PROVIDED ENTRIES
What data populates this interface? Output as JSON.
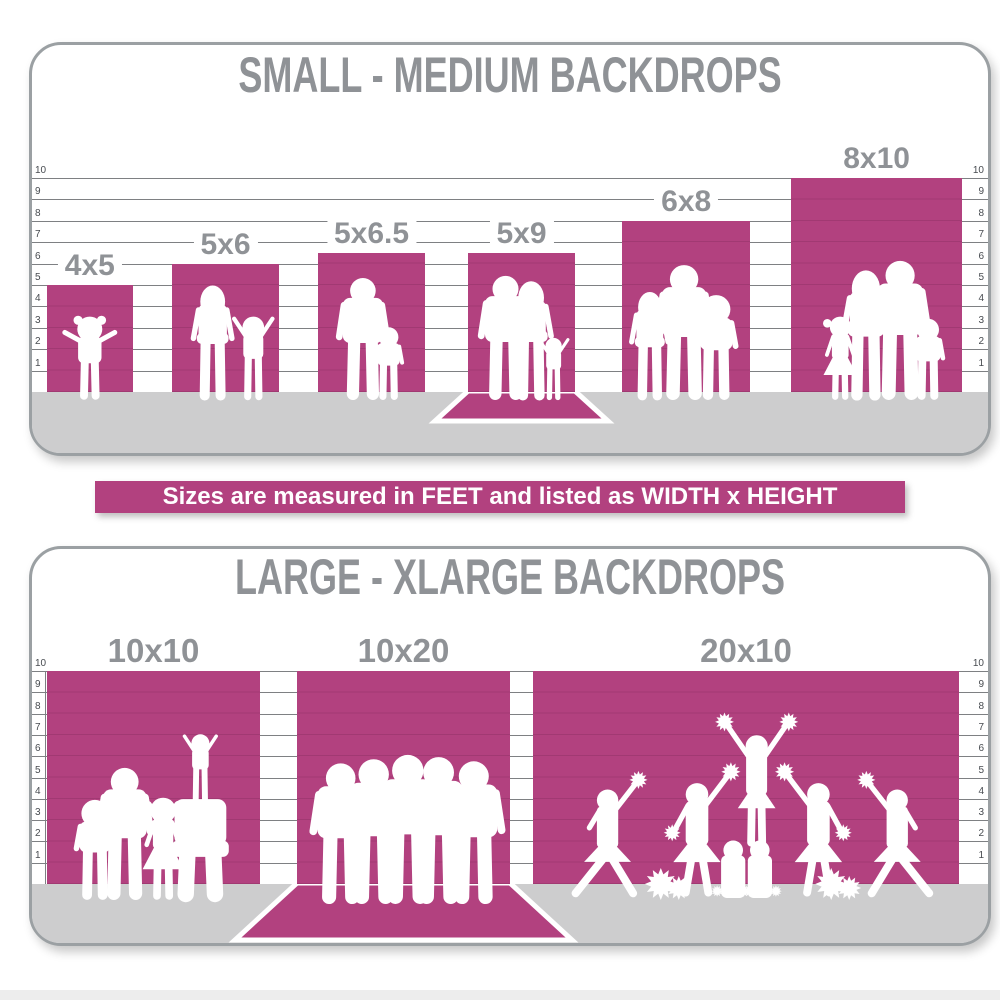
{
  "banner": {
    "text": "Sizes are measured in FEET and listed as WIDTH x HEIGHT"
  },
  "colors": {
    "backdrop_magenta": "#b2417f",
    "title_gray": "#8f9296",
    "floor_gray": "#cdcdce",
    "panel_border_gray": "#9ba0a3",
    "gridline_gray": "#7e8083",
    "tick_gray": "#474b50",
    "silhouette_white": "#ffffff"
  },
  "chart_data": [
    {
      "type": "bar",
      "title": "SMALL - MEDIUM BACKDROPS",
      "ylabel": "feet",
      "ylim": [
        0,
        10
      ],
      "yticks": [
        10,
        9,
        8,
        7,
        6,
        5,
        4,
        3,
        2,
        1
      ],
      "grid": true,
      "categories": [
        "4x5",
        "5x6",
        "5x6.5",
        "5x9",
        "6x8",
        "8x10"
      ],
      "values": [
        5,
        6,
        6.5,
        9,
        8,
        10
      ],
      "bars": [
        {
          "label": "4x5",
          "width_ft": 4,
          "height_ft": 5,
          "wall_height_ft": 5,
          "floor_sweep": false,
          "figures": [
            {
              "type": "toddler-girl",
              "height_ft": 3.9,
              "dx_ft": 0
            }
          ]
        },
        {
          "label": "5x6",
          "width_ft": 5,
          "height_ft": 6,
          "wall_height_ft": 6,
          "floor_sweep": false,
          "figures": [
            {
              "type": "woman",
              "height_ft": 5.3,
              "dx_ft": -0.6
            },
            {
              "type": "child-arms-up",
              "height_ft": 3.9,
              "dx_ft": 1.3
            }
          ]
        },
        {
          "label": "5x6.5",
          "width_ft": 5,
          "height_ft": 6.5,
          "wall_height_ft": 6.5,
          "floor_sweep": false,
          "figures": [
            {
              "type": "man",
              "height_ft": 5.7,
              "dx_ft": -0.4
            },
            {
              "type": "boy",
              "height_ft": 3.4,
              "dx_ft": 0.8
            }
          ]
        },
        {
          "label": "5x9",
          "width_ft": 5,
          "height_ft": 9,
          "wall_height_ft": 6.5,
          "floor_sweep": true,
          "figures": [
            {
              "type": "man",
              "height_ft": 5.8,
              "dx_ft": -0.75
            },
            {
              "type": "woman",
              "height_ft": 5.5,
              "dx_ft": 0.45
            },
            {
              "type": "child-arms-up",
              "height_ft": 2.9,
              "dx_ft": 1.5
            }
          ]
        },
        {
          "label": "6x8",
          "width_ft": 6,
          "height_ft": 8,
          "wall_height_ft": 8,
          "floor_sweep": false,
          "figures": [
            {
              "type": "woman",
              "height_ft": 5.0,
              "dx_ft": -1.7
            },
            {
              "type": "man",
              "height_ft": 6.3,
              "dx_ft": -0.1
            },
            {
              "type": "boy",
              "height_ft": 4.9,
              "dx_ft": 1.4
            }
          ]
        },
        {
          "label": "8x10",
          "width_ft": 8,
          "height_ft": 10,
          "wall_height_ft": 10,
          "floor_sweep": false,
          "figures": [
            {
              "type": "girl",
              "height_ft": 3.9,
              "dx_ft": -1.7
            },
            {
              "type": "woman",
              "height_ft": 6.0,
              "dx_ft": -0.5
            },
            {
              "type": "man",
              "height_ft": 6.5,
              "dx_ft": 1.1
            },
            {
              "type": "boy",
              "height_ft": 3.8,
              "dx_ft": 2.4
            }
          ]
        }
      ]
    },
    {
      "type": "bar",
      "title": "LARGE - XLARGE BACKDROPS",
      "ylabel": "feet",
      "ylim": [
        0,
        10
      ],
      "yticks": [
        10,
        9,
        8,
        7,
        6,
        5,
        4,
        3,
        2,
        1
      ],
      "grid": true,
      "categories": [
        "10x10",
        "10x20",
        "20x10"
      ],
      "values": [
        10,
        20,
        10
      ],
      "bars": [
        {
          "label": "10x10",
          "width_ft": 10,
          "height_ft": 10,
          "wall_height_ft": 10,
          "floor_sweep": false,
          "figures": [
            {
              "type": "boy",
              "height_ft": 4.7,
              "dx_ft": -2.75
            },
            {
              "type": "man",
              "height_ft": 6.2,
              "dx_ft": -1.35
            },
            {
              "type": "girl",
              "height_ft": 4.8,
              "dx_ft": 0.45
            },
            {
              "type": "adult-with-child-on-shoulders",
              "height_ft": 8.1,
              "dx_ft": 2.2
            }
          ]
        },
        {
          "label": "10x20",
          "width_ft": 10,
          "height_ft": 20,
          "wall_height_ft": 10,
          "floor_sweep": true,
          "figures": [
            {
              "type": "man",
              "height_ft": 6.6,
              "dx_ft": -2.95
            },
            {
              "type": "man",
              "height_ft": 6.8,
              "dx_ft": -1.4
            },
            {
              "type": "man",
              "height_ft": 7.0,
              "dx_ft": 0.2
            },
            {
              "type": "man",
              "height_ft": 6.9,
              "dx_ft": 1.65
            },
            {
              "type": "man",
              "height_ft": 6.7,
              "dx_ft": 3.3
            }
          ]
        },
        {
          "label": "20x10",
          "width_ft": 20,
          "height_ft": 10,
          "wall_height_ft": 10,
          "floor_sweep": false,
          "figures": [
            {
              "type": "cheerleader-lunge",
              "height_ft": 5.0,
              "dx_ft": -6.5,
              "flip": false
            },
            {
              "type": "cheerleader-arm-up",
              "height_ft": 5.3,
              "dx_ft": -2.3,
              "flip": false
            },
            {
              "type": "cheerleader-flyer",
              "height_ft": 5.2,
              "dx_ft": 0.5
            },
            {
              "type": "cheerleader-arm-up",
              "height_ft": 5.3,
              "dx_ft": 3.4,
              "flip": true
            },
            {
              "type": "cheerleader-lunge",
              "height_ft": 5.0,
              "dx_ft": 7.1,
              "flip": true
            },
            {
              "type": "cheerleader-kneeling",
              "height_ft": 2.7,
              "dx_ft": -0.6
            },
            {
              "type": "cheerleader-kneeling",
              "height_ft": 2.7,
              "dx_ft": 0.65
            },
            {
              "type": "pom-poms-ground",
              "height_ft": 1,
              "dx_ft": -4.0
            },
            {
              "type": "pom-poms-ground",
              "height_ft": 1,
              "dx_ft": 4.0
            }
          ]
        }
      ]
    }
  ]
}
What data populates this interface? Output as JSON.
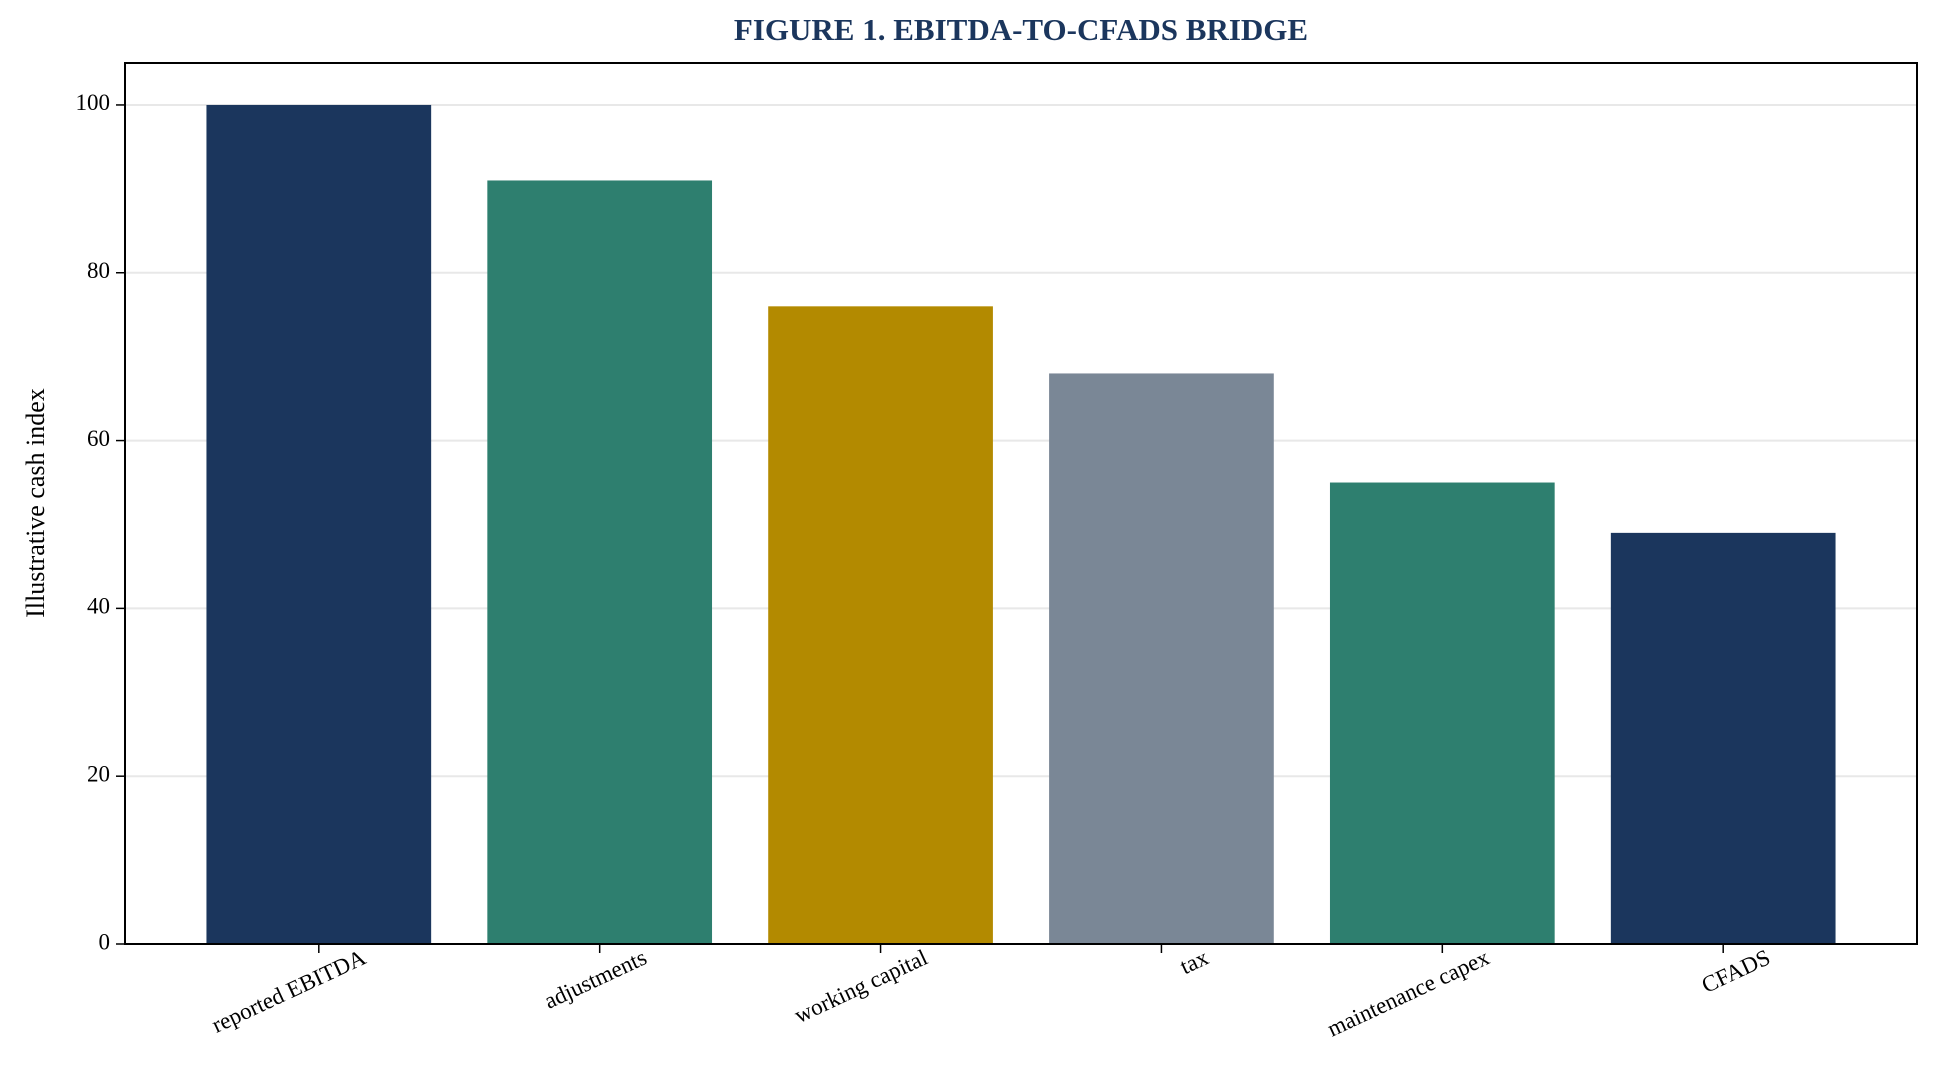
{
  "chart_data": {
    "type": "bar",
    "title": "FIGURE 1. EBITDA-TO-CFADS BRIDGE",
    "y_label": "Illustrative cash index",
    "categories": [
      "reported EBITDA",
      "adjustments",
      "working capital",
      "tax",
      "maintenance capex",
      "CFADS"
    ],
    "values": [
      100,
      91,
      76,
      68,
      55,
      49
    ],
    "colors": [
      "#1b365d",
      "#2e7f6f",
      "#b38a00",
      "#7a8796",
      "#2e7f6f",
      "#1b365d"
    ],
    "ylim": [
      0,
      105
    ],
    "yticks": [
      0,
      20,
      40,
      60,
      80,
      100
    ],
    "grid": true
  }
}
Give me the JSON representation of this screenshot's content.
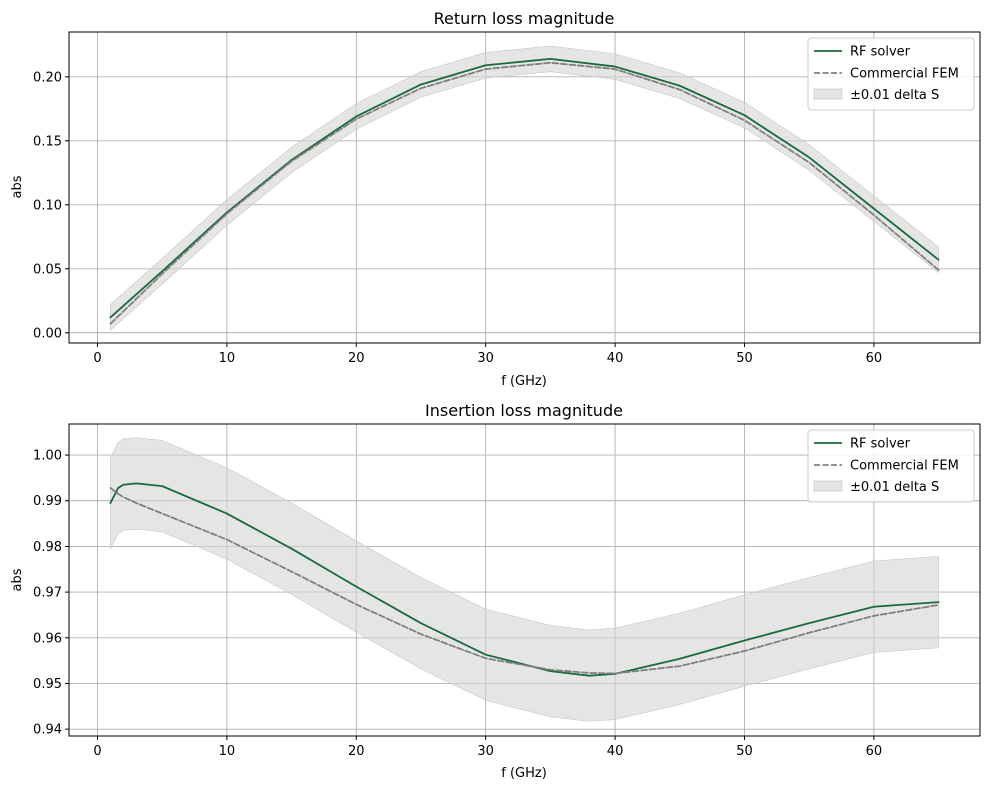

WHAT NEEDS TO BE DONE
An exact transcription of all the entries is required, without the pictures.

RESPONSE BELOW
What data populates this interface? Output as JSON.
{
  "banner": {
    "text": "Sizes are measured in FEET and listed as WIDTH x HEIGHT"
  },
  "colors": {
    "backdrop_magenta": "#b2417f",
    "title_gray": "#8f9296",
    "floor_gray": "#cdcdce",
    "panel_border_gray": "#9ba0a3",
    "gridline_gray": "#7e8083",
    "tick_gray": "#474b50",
    "silhouette_white": "#ffffff"
  },
  "chart_data": [
    {
      "type": "bar",
      "title": "SMALL - MEDIUM BACKDROPS",
      "ylabel": "feet",
      "ylim": [
        0,
        10
      ],
      "yticks": [
        10,
        9,
        8,
        7,
        6,
        5,
        4,
        3,
        2,
        1
      ],
      "grid": true,
      "categories": [
        "4x5",
        "5x6",
        "5x6.5",
        "5x9",
        "6x8",
        "8x10"
      ],
      "values": [
        5,
        6,
        6.5,
        9,
        8,
        10
      ],
      "bars": [
        {
          "label": "4x5",
          "width_ft": 4,
          "height_ft": 5,
          "wall_height_ft": 5,
          "floor_sweep": false,
          "figures": [
            {
              "type": "toddler-girl",
              "height_ft": 3.9,
              "dx_ft": 0
            }
          ]
        },
        {
          "label": "5x6",
          "width_ft": 5,
          "height_ft": 6,
          "wall_height_ft": 6,
          "floor_sweep": false,
          "figures": [
            {
              "type": "woman",
              "height_ft": 5.3,
              "dx_ft": -0.6
            },
            {
              "type": "child-arms-up",
              "height_ft": 3.9,
              "dx_ft": 1.3
            }
          ]
        },
        {
          "label": "5x6.5",
          "width_ft": 5,
          "height_ft": 6.5,
          "wall_height_ft": 6.5,
          "floor_sweep": false,
          "figures": [
            {
              "type": "man",
              "height_ft": 5.7,
              "dx_ft": -0.4
            },
            {
              "type": "boy",
              "height_ft": 3.4,
              "dx_ft": 0.8
            }
          ]
        },
        {
          "label": "5x9",
          "width_ft": 5,
          "height_ft": 9,
          "wall_height_ft": 6.5,
          "floor_sweep": true,
          "figures": [
            {
              "type": "man",
              "height_ft": 5.8,
              "dx_ft": -0.75
            },
            {
              "type": "woman",
              "height_ft": 5.5,
              "dx_ft": 0.45
            },
            {
              "type": "child-arms-up",
              "height_ft": 2.9,
              "dx_ft": 1.5
            }
          ]
        },
        {
          "label": "6x8",
          "width_ft": 6,
          "height_ft": 8,
          "wall_height_ft": 8,
          "floor_sweep": false,
          "figures": [
            {
              "type": "woman",
              "height_ft": 5.0,
              "dx_ft": -1.7
            },
            {
              "type": "man",
              "height_ft": 6.3,
              "dx_ft": -0.1
            },
            {
              "type": "boy",
              "height_ft": 4.9,
              "dx_ft": 1.4
            }
          ]
        },
        {
          "label": "8x10",
          "width_ft": 8,
          "height_ft": 10,
          "wall_height_ft": 10,
          "floor_sweep": false,
          "figures": [
            {
              "type": "girl",
              "height_ft": 3.9,
              "dx_ft": -1.7
            },
            {
              "type": "woman",
              "height_ft": 6.0,
              "dx_ft": -0.5
            },
            {
              "type": "man",
              "height_ft": 6.5,
              "dx_ft": 1.1
            },
            {
              "type": "boy",
              "height_ft": 3.8,
              "dx_ft": 2.4
            }
          ]
        }
      ]
    },
    {
      "type": "bar",
      "title": "LARGE - XLARGE BACKDROPS",
      "ylabel": "feet",
      "ylim": [
        0,
        10
      ],
      "yticks": [
        10,
        9,
        8,
        7,
        6,
        5,
        4,
        3,
        2,
        1
      ],
      "grid": true,
      "categories": [
        "10x10",
        "10x20",
        "20x10"
      ],
      "values": [
        10,
        20,
        10
      ],
      "bars": [
        {
          "label": "10x10",
          "width_ft": 10,
          "height_ft": 10,
          "wall_height_ft": 10,
          "floor_sweep": false,
          "figures": [
            {
              "type": "boy",
              "height_ft": 4.7,
              "dx_ft": -2.75
            },
            {
              "type": "man",
              "height_ft": 6.2,
              "dx_ft": -1.35
            },
            {
              "type": "girl",
              "height_ft": 4.8,
              "dx_ft": 0.45
            },
            {
              "type": "adult-with-child-on-shoulders",
              "height_ft": 8.1,
              "dx_ft": 2.2
            }
          ]
        },
        {
          "label": "10x20",
          "width_ft": 10,
          "height_ft": 20,
          "wall_height_ft": 10,
          "floor_sweep": true,
          "figures": [
            {
              "type": "man",
              "height_ft": 6.6,
              "dx_ft": -2.95
            },
            {
              "type": "man",
              "height_ft": 6.8,
              "dx_ft": -1.4
            },
            {
              "type": "man",
              "height_ft": 7.0,
              "dx_ft": 0.2
            },
            {
              "type": "man",
              "height_ft": 6.9,
              "dx_ft": 1.65
            },
            {
              "type": "man",
              "height_ft": 6.7,
              "dx_ft": 3.3
            }
          ]
        },
        {
          "label": "20x10",
          "width_ft": 20,
          "height_ft": 10,
          "wall_height_ft": 10,
          "floor_sweep": false,
          "figures": [
            {
              "type": "cheerleader-lunge",
              "height_ft": 5.0,
              "dx_ft": -6.5,
              "flip": false
            },
            {
              "type": "cheerleader-arm-up",
              "height_ft": 5.3,
              "dx_ft": -2.3,
              "flip": false
            },
            {
              "type": "cheerleader-flyer",
              "height_ft": 5.2,
              "dx_ft": 0.5
            },
            {
              "type": "cheerleader-arm-up",
              "height_ft": 5.3,
              "dx_ft": 3.4,
              "flip": true
            },
            {
              "type": "cheerleader-lunge",
              "height_ft": 5.0,
              "dx_ft": 7.1,
              "flip": true
            },
            {
              "type": "cheerleader-kneeling",
              "height_ft": 2.7,
              "dx_ft": -0.6
            },
            {
              "type": "cheerleader-kneeling",
              "height_ft": 2.7,
              "dx_ft": 0.65
            },
            {
              "type": "pom-poms-ground",
              "height_ft": 1,
              "dx_ft": -4.0
            },
            {
              "type": "pom-poms-ground",
              "height_ft": 1,
              "dx_ft": 4.0
            }
          ]
        }
      ]
    }
  ]
}
What data populates this interface? Output as JSON.
{
  "chart_data": {
    "type": "bar",
    "title": "FIGURE 1. EBITDA-TO-CFADS BRIDGE",
    "y_label": "Illustrative cash index",
    "categories": [
      "reported EBITDA",
      "adjustments",
      "working capital",
      "tax",
      "maintenance capex",
      "CFADS"
    ],
    "values": [
      100,
      91,
      76,
      68,
      55,
      49
    ],
    "colors": [
      "#1b365d",
      "#2e7f6f",
      "#b38a00",
      "#7a8796",
      "#2e7f6f",
      "#1b365d"
    ],
    "ylim": [
      0,
      105
    ],
    "yticks": [
      0,
      20,
      40,
      60,
      80,
      100
    ],
    "grid": true
  }
}
Give me the JSON representation of this screenshot's content.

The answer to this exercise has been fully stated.